Start of Dataset extract

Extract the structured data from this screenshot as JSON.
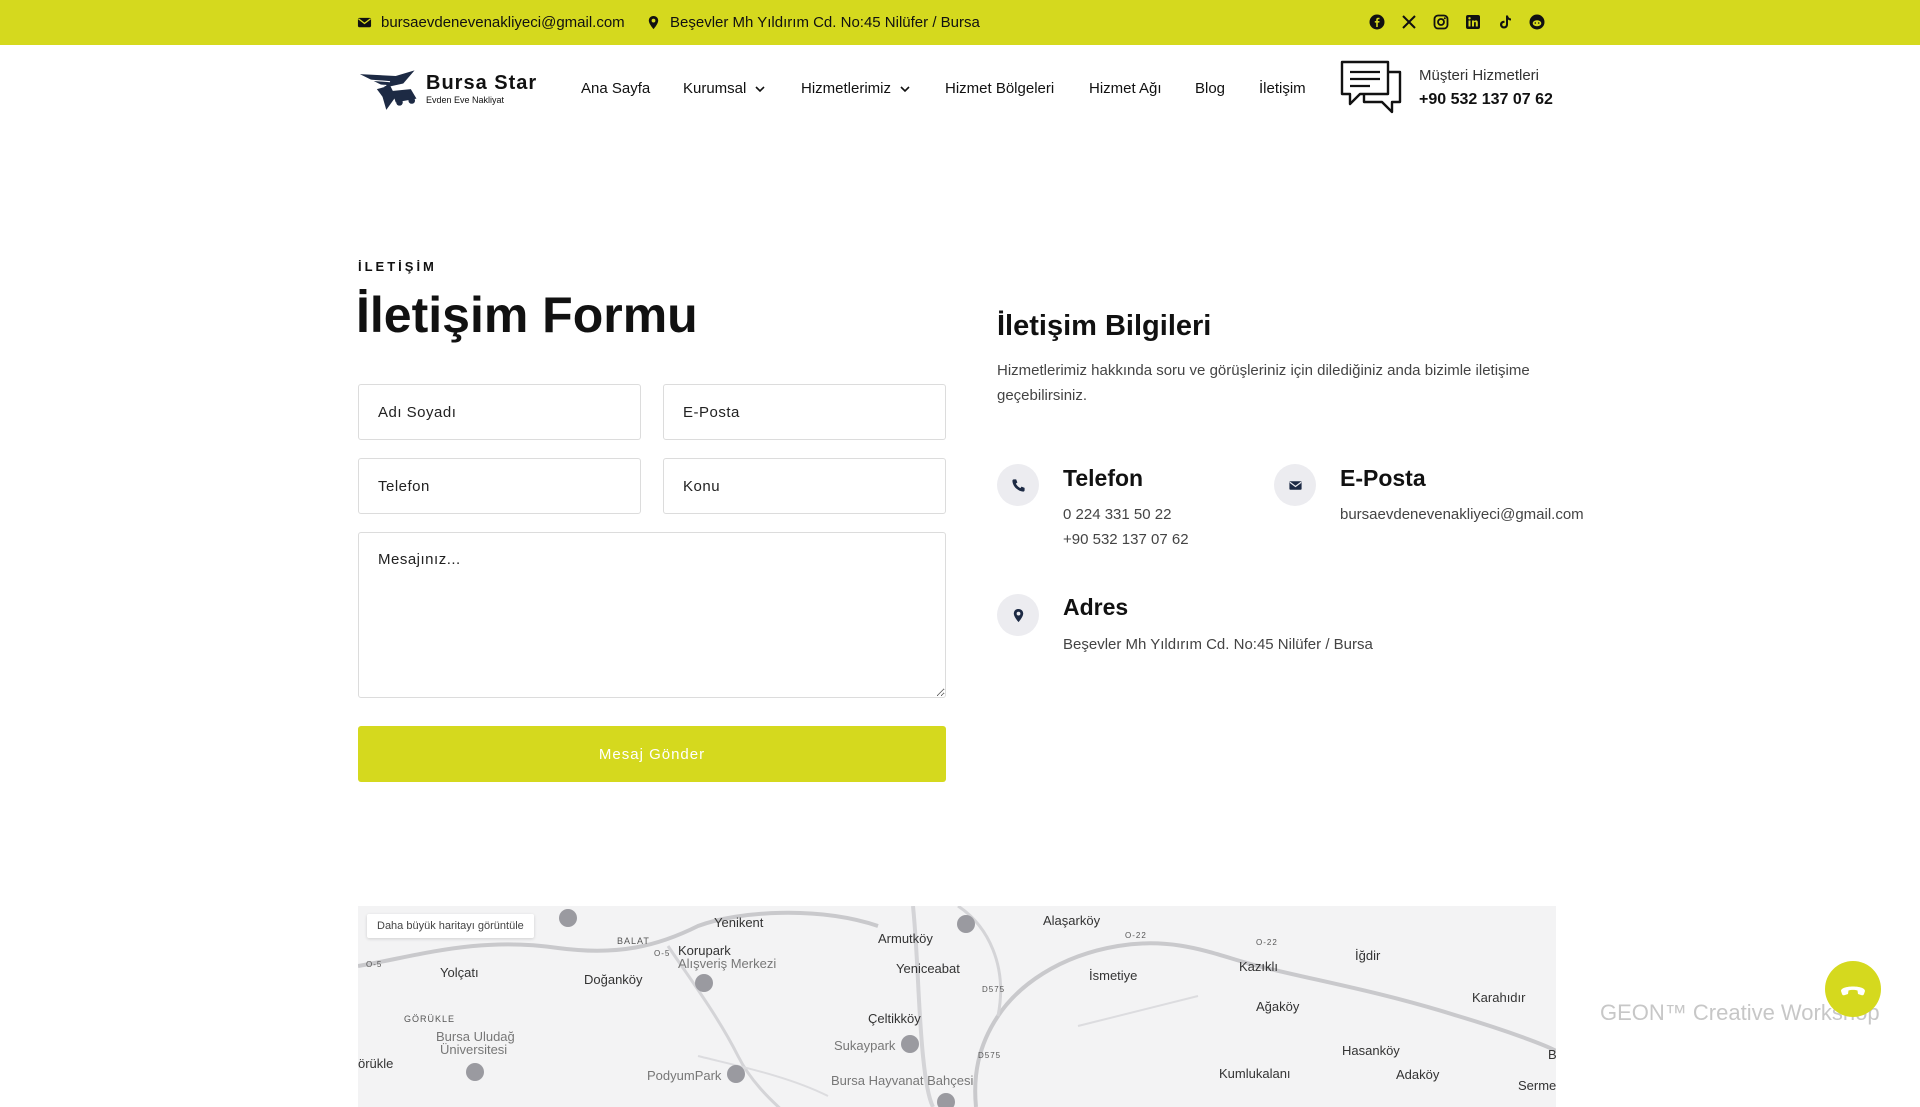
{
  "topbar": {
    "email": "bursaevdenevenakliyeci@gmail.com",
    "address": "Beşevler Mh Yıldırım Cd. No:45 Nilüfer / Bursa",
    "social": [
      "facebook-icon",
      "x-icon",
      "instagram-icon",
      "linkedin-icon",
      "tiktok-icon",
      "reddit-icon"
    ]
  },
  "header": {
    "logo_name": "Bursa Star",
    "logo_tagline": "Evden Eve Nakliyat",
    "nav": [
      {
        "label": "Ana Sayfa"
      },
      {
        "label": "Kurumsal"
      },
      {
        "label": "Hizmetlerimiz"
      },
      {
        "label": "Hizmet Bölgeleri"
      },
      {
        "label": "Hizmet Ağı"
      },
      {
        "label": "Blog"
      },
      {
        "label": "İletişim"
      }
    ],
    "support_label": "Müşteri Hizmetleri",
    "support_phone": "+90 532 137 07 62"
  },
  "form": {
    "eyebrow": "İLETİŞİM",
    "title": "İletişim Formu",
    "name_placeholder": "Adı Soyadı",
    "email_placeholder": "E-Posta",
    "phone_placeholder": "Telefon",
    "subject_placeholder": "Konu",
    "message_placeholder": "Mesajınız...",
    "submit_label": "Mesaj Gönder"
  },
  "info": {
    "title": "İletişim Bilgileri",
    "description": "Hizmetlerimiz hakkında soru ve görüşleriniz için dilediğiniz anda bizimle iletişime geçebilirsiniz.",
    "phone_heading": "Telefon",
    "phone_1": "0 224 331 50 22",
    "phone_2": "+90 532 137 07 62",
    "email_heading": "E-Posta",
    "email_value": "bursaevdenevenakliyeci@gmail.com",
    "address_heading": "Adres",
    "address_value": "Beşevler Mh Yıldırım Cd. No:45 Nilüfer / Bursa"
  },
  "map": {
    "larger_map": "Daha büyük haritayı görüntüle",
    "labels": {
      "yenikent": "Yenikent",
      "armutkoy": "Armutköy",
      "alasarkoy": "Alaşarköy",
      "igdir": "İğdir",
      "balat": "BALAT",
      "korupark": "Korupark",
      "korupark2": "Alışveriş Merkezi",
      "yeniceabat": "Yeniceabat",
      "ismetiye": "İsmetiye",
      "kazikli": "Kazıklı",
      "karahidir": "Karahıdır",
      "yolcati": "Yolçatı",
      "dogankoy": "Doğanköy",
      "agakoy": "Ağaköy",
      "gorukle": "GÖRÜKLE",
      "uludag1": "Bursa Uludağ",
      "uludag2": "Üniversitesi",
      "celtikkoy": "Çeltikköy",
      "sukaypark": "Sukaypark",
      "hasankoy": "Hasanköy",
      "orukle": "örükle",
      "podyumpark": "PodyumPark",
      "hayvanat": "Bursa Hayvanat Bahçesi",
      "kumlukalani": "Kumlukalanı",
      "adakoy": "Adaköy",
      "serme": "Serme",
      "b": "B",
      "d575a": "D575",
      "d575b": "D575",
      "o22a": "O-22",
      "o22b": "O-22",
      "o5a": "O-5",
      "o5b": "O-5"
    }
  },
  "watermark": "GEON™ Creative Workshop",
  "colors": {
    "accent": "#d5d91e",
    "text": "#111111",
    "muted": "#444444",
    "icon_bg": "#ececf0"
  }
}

End of Dataset extract
Start of Dataset extract

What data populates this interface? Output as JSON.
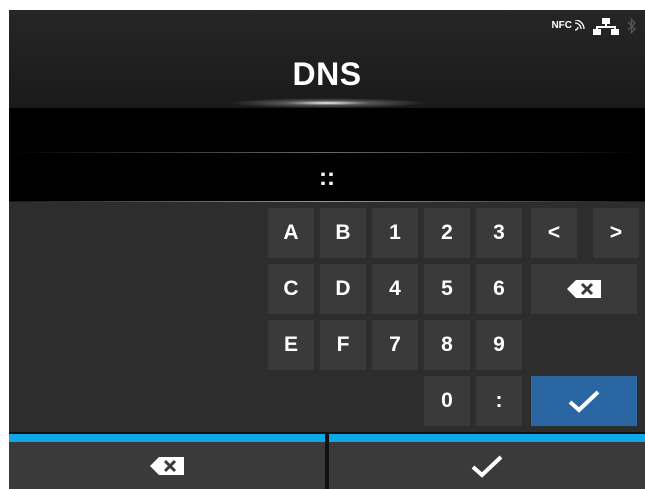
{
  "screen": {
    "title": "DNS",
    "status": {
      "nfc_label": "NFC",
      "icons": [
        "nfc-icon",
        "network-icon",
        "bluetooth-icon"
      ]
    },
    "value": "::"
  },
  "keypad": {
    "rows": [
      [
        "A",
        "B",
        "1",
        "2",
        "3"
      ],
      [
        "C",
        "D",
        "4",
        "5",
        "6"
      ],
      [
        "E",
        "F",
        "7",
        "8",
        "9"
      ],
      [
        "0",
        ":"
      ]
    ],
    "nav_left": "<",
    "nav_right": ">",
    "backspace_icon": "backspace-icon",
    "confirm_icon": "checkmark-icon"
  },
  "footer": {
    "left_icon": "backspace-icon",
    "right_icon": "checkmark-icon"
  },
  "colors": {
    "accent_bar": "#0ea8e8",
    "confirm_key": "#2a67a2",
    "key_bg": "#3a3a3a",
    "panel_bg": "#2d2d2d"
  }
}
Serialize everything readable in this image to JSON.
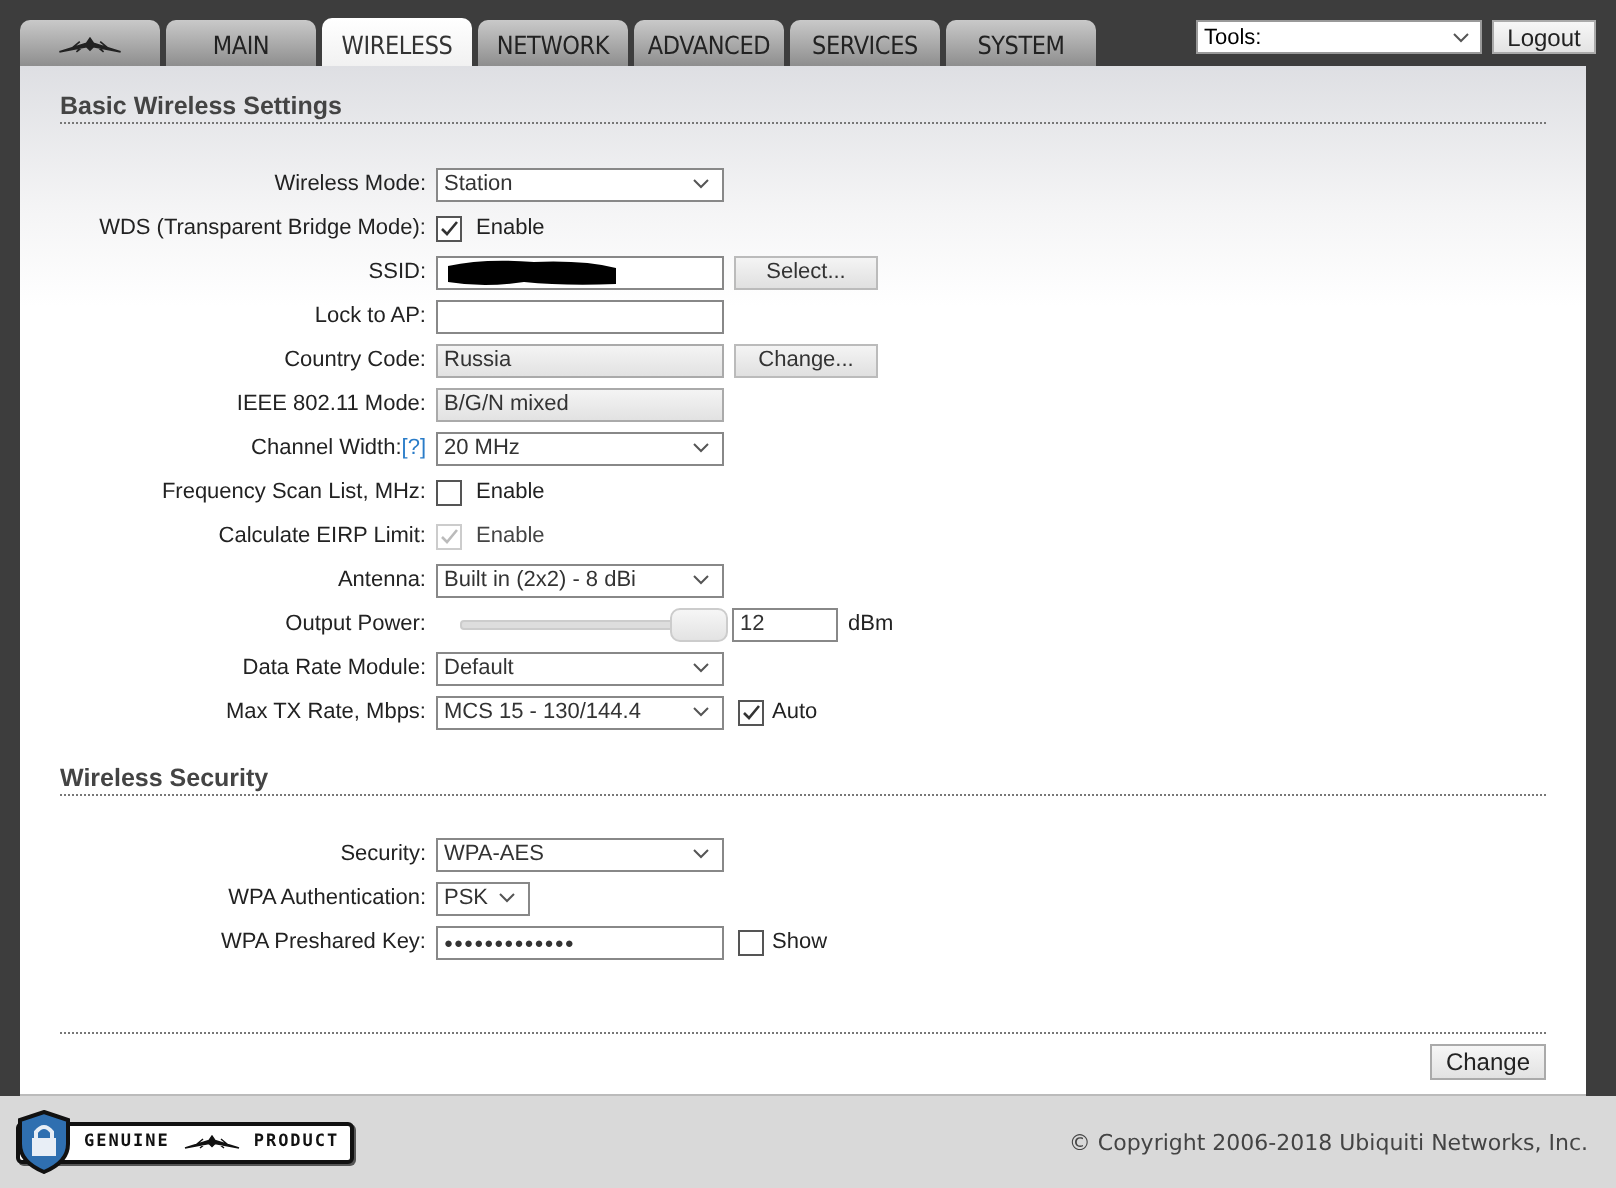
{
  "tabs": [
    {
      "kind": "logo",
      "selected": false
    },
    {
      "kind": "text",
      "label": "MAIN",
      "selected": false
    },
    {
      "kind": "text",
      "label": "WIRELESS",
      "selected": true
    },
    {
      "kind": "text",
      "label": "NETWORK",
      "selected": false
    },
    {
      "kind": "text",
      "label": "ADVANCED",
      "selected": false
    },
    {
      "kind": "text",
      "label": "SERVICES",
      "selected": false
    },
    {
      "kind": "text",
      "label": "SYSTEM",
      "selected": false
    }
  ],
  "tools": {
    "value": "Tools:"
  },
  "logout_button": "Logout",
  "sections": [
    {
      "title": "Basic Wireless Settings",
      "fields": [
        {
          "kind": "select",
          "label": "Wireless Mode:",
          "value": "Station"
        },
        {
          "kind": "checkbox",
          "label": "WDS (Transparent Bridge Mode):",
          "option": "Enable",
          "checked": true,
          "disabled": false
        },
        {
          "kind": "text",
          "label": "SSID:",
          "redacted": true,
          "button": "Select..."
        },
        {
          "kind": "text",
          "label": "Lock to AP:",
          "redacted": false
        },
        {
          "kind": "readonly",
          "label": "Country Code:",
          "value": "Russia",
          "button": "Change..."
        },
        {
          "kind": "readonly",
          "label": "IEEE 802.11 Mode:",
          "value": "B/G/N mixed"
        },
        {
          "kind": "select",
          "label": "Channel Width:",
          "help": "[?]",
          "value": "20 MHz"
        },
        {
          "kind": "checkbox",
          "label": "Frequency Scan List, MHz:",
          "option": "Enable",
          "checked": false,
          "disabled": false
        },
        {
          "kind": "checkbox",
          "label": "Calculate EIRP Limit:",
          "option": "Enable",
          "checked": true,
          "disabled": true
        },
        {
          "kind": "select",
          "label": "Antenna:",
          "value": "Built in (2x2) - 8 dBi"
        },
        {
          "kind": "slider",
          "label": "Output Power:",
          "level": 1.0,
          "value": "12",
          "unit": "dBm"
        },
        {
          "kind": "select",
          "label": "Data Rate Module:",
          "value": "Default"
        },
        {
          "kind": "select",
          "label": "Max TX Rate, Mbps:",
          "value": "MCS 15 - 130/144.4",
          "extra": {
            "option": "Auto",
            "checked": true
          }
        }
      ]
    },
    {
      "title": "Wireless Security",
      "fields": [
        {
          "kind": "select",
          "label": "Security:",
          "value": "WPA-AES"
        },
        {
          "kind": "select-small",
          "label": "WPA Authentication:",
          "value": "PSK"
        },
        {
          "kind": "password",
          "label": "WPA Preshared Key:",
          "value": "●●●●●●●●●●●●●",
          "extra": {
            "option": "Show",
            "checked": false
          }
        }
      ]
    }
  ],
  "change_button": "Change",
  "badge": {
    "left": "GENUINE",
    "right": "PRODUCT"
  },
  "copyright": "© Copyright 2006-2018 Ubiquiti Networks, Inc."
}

End of Dataset extract
Start of Dataset extract

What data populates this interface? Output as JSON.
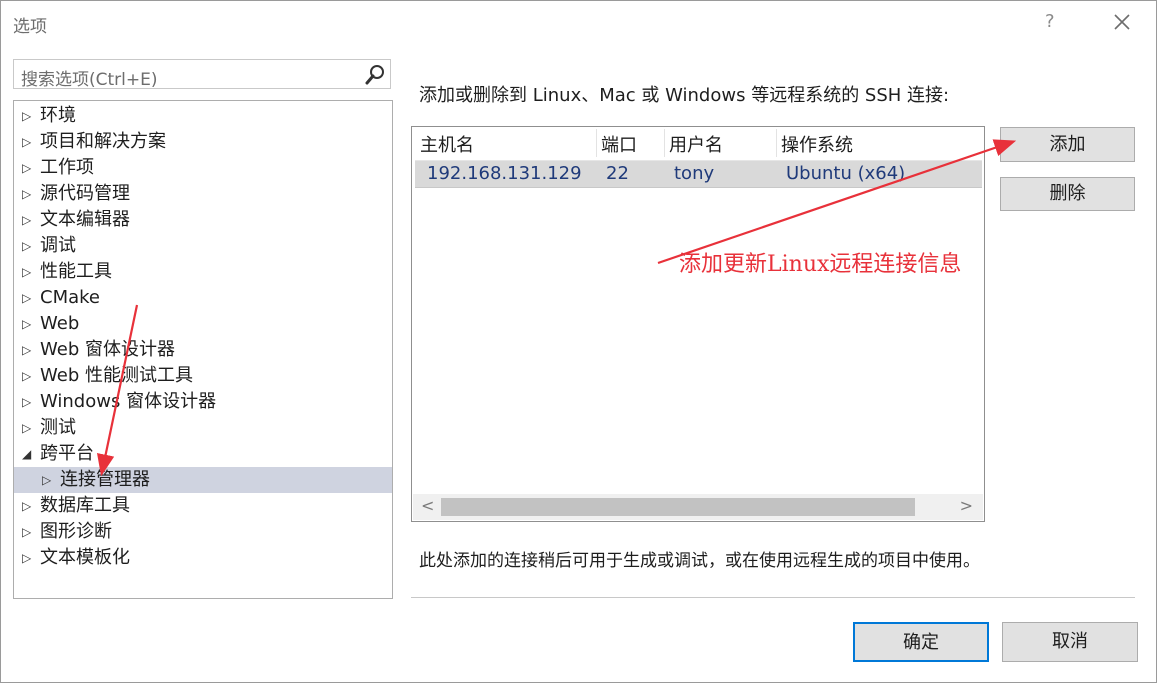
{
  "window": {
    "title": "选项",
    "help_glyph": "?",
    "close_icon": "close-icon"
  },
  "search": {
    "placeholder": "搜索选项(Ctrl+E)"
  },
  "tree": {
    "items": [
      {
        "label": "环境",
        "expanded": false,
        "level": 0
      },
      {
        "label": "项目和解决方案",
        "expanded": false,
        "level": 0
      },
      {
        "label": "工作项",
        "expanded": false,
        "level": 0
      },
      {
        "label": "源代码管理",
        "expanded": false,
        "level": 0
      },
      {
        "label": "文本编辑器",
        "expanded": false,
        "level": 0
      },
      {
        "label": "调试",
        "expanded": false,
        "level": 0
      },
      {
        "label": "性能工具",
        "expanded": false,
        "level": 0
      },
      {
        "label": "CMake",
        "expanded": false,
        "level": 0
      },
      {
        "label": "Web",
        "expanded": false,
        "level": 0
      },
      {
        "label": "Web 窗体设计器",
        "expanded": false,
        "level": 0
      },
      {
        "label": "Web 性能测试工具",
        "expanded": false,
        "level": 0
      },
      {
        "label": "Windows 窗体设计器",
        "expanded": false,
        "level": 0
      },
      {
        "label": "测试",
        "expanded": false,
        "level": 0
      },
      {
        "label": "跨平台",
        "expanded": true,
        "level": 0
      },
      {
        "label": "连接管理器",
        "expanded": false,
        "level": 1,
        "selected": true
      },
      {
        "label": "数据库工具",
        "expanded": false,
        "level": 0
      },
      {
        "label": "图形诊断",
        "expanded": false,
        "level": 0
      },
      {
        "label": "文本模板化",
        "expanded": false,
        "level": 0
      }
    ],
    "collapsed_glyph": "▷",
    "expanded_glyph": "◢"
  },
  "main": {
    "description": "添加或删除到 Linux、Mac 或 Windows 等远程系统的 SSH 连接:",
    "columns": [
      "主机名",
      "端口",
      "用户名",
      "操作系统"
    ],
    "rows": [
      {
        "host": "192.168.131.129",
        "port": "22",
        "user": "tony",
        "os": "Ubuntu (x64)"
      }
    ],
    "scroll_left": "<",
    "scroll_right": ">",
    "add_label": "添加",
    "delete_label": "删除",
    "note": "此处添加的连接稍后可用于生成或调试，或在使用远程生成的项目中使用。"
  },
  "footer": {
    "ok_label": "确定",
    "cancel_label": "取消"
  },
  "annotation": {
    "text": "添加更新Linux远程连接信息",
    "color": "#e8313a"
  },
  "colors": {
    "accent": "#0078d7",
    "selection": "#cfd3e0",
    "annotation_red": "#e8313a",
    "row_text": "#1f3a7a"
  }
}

End of Dataset extract

Exercise brief
Identify each line of the material where the word "Mode" shows up, and copy it.

Answer for the task
          "label": "Wireless Mode:",
          "label": "WDS (Transparent Bridge Mode):",
          "label": "IEEE 802.11 Mode:",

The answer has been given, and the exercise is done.